Requirement =
A verbatim copy of the records is required, with all pictures left out.

Information shown =
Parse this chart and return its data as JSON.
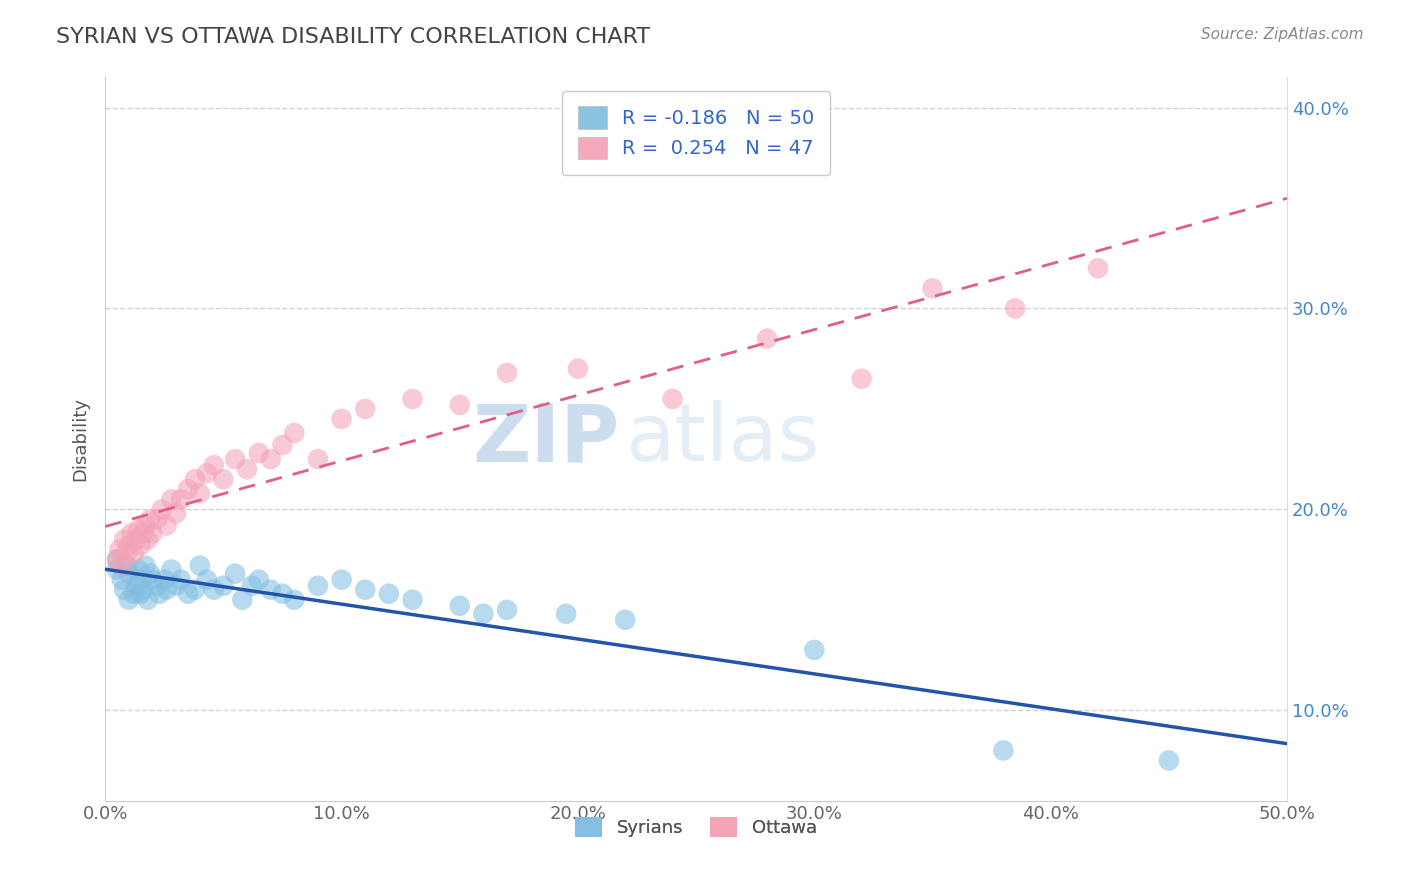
{
  "title": "SYRIAN VS OTTAWA DISABILITY CORRELATION CHART",
  "source": "Source: ZipAtlas.com",
  "ylabel": "Disability",
  "xlim": [
    0.0,
    0.5
  ],
  "ylim": [
    0.055,
    0.415
  ],
  "xtick_labels": [
    "0.0%",
    "10.0%",
    "20.0%",
    "30.0%",
    "40.0%",
    "50.0%"
  ],
  "xtick_vals": [
    0.0,
    0.1,
    0.2,
    0.3,
    0.4,
    0.5
  ],
  "ytick_labels": [
    "10.0%",
    "20.0%",
    "30.0%",
    "40.0%"
  ],
  "ytick_vals": [
    0.1,
    0.2,
    0.3,
    0.4
  ],
  "syrians_R": -0.186,
  "syrians_N": 50,
  "ottawa_R": 0.254,
  "ottawa_N": 47,
  "syrians_color": "#7fbde0",
  "ottawa_color": "#f4a0b5",
  "syrians_line_color": "#2255aa",
  "ottawa_line_color": "#e06080",
  "watermark_zip": "ZIP",
  "watermark_atlas": "atlas",
  "syrians_x": [
    0.005,
    0.005,
    0.007,
    0.008,
    0.009,
    0.01,
    0.01,
    0.012,
    0.013,
    0.014,
    0.015,
    0.015,
    0.016,
    0.017,
    0.018,
    0.019,
    0.02,
    0.022,
    0.023,
    0.025,
    0.026,
    0.028,
    0.03,
    0.032,
    0.035,
    0.038,
    0.04,
    0.043,
    0.046,
    0.05,
    0.055,
    0.058,
    0.062,
    0.065,
    0.07,
    0.075,
    0.08,
    0.09,
    0.1,
    0.11,
    0.12,
    0.13,
    0.15,
    0.16,
    0.17,
    0.195,
    0.22,
    0.3,
    0.38,
    0.45
  ],
  "syrians_y": [
    0.17,
    0.175,
    0.165,
    0.16,
    0.172,
    0.155,
    0.168,
    0.158,
    0.162,
    0.17,
    0.158,
    0.165,
    0.16,
    0.172,
    0.155,
    0.168,
    0.165,
    0.162,
    0.158,
    0.165,
    0.16,
    0.17,
    0.162,
    0.165,
    0.158,
    0.16,
    0.172,
    0.165,
    0.16,
    0.162,
    0.168,
    0.155,
    0.162,
    0.165,
    0.16,
    0.158,
    0.155,
    0.162,
    0.165,
    0.16,
    0.158,
    0.155,
    0.152,
    0.148,
    0.15,
    0.148,
    0.145,
    0.13,
    0.08,
    0.075
  ],
  "ottawa_x": [
    0.005,
    0.006,
    0.007,
    0.008,
    0.009,
    0.01,
    0.011,
    0.012,
    0.013,
    0.014,
    0.015,
    0.016,
    0.017,
    0.018,
    0.019,
    0.02,
    0.022,
    0.024,
    0.026,
    0.028,
    0.03,
    0.032,
    0.035,
    0.038,
    0.04,
    0.043,
    0.046,
    0.05,
    0.055,
    0.06,
    0.065,
    0.07,
    0.075,
    0.08,
    0.09,
    0.1,
    0.11,
    0.13,
    0.15,
    0.17,
    0.2,
    0.24,
    0.28,
    0.32,
    0.35,
    0.385,
    0.42
  ],
  "ottawa_y": [
    0.175,
    0.18,
    0.172,
    0.185,
    0.178,
    0.182,
    0.188,
    0.178,
    0.185,
    0.19,
    0.182,
    0.188,
    0.192,
    0.185,
    0.195,
    0.188,
    0.195,
    0.2,
    0.192,
    0.205,
    0.198,
    0.205,
    0.21,
    0.215,
    0.208,
    0.218,
    0.222,
    0.215,
    0.225,
    0.22,
    0.228,
    0.225,
    0.232,
    0.238,
    0.225,
    0.245,
    0.25,
    0.255,
    0.252,
    0.268,
    0.27,
    0.255,
    0.285,
    0.265,
    0.31,
    0.3,
    0.32
  ]
}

Correct result =
Parse this chart and return its data as JSON.
{
  "title": "SYRIAN VS OTTAWA DISABILITY CORRELATION CHART",
  "source": "Source: ZipAtlas.com",
  "ylabel": "Disability",
  "xlim": [
    0.0,
    0.5
  ],
  "ylim": [
    0.055,
    0.415
  ],
  "xtick_labels": [
    "0.0%",
    "10.0%",
    "20.0%",
    "30.0%",
    "40.0%",
    "50.0%"
  ],
  "xtick_vals": [
    0.0,
    0.1,
    0.2,
    0.3,
    0.4,
    0.5
  ],
  "ytick_labels": [
    "10.0%",
    "20.0%",
    "30.0%",
    "40.0%"
  ],
  "ytick_vals": [
    0.1,
    0.2,
    0.3,
    0.4
  ],
  "syrians_R": -0.186,
  "syrians_N": 50,
  "ottawa_R": 0.254,
  "ottawa_N": 47,
  "syrians_color": "#7fbde0",
  "ottawa_color": "#f4a0b5",
  "syrians_line_color": "#2255aa",
  "ottawa_line_color": "#e06080",
  "watermark_zip": "ZIP",
  "watermark_atlas": "atlas",
  "syrians_x": [
    0.005,
    0.005,
    0.007,
    0.008,
    0.009,
    0.01,
    0.01,
    0.012,
    0.013,
    0.014,
    0.015,
    0.015,
    0.016,
    0.017,
    0.018,
    0.019,
    0.02,
    0.022,
    0.023,
    0.025,
    0.026,
    0.028,
    0.03,
    0.032,
    0.035,
    0.038,
    0.04,
    0.043,
    0.046,
    0.05,
    0.055,
    0.058,
    0.062,
    0.065,
    0.07,
    0.075,
    0.08,
    0.09,
    0.1,
    0.11,
    0.12,
    0.13,
    0.15,
    0.16,
    0.17,
    0.195,
    0.22,
    0.3,
    0.38,
    0.45
  ],
  "syrians_y": [
    0.17,
    0.175,
    0.165,
    0.16,
    0.172,
    0.155,
    0.168,
    0.158,
    0.162,
    0.17,
    0.158,
    0.165,
    0.16,
    0.172,
    0.155,
    0.168,
    0.165,
    0.162,
    0.158,
    0.165,
    0.16,
    0.17,
    0.162,
    0.165,
    0.158,
    0.16,
    0.172,
    0.165,
    0.16,
    0.162,
    0.168,
    0.155,
    0.162,
    0.165,
    0.16,
    0.158,
    0.155,
    0.162,
    0.165,
    0.16,
    0.158,
    0.155,
    0.152,
    0.148,
    0.15,
    0.148,
    0.145,
    0.13,
    0.08,
    0.075
  ],
  "ottawa_x": [
    0.005,
    0.006,
    0.007,
    0.008,
    0.009,
    0.01,
    0.011,
    0.012,
    0.013,
    0.014,
    0.015,
    0.016,
    0.017,
    0.018,
    0.019,
    0.02,
    0.022,
    0.024,
    0.026,
    0.028,
    0.03,
    0.032,
    0.035,
    0.038,
    0.04,
    0.043,
    0.046,
    0.05,
    0.055,
    0.06,
    0.065,
    0.07,
    0.075,
    0.08,
    0.09,
    0.1,
    0.11,
    0.13,
    0.15,
    0.17,
    0.2,
    0.24,
    0.28,
    0.32,
    0.35,
    0.385,
    0.42
  ],
  "ottawa_y": [
    0.175,
    0.18,
    0.172,
    0.185,
    0.178,
    0.182,
    0.188,
    0.178,
    0.185,
    0.19,
    0.182,
    0.188,
    0.192,
    0.185,
    0.195,
    0.188,
    0.195,
    0.2,
    0.192,
    0.205,
    0.198,
    0.205,
    0.21,
    0.215,
    0.208,
    0.218,
    0.222,
    0.215,
    0.225,
    0.22,
    0.228,
    0.225,
    0.232,
    0.238,
    0.225,
    0.245,
    0.25,
    0.255,
    0.252,
    0.268,
    0.27,
    0.255,
    0.285,
    0.265,
    0.31,
    0.3,
    0.32
  ]
}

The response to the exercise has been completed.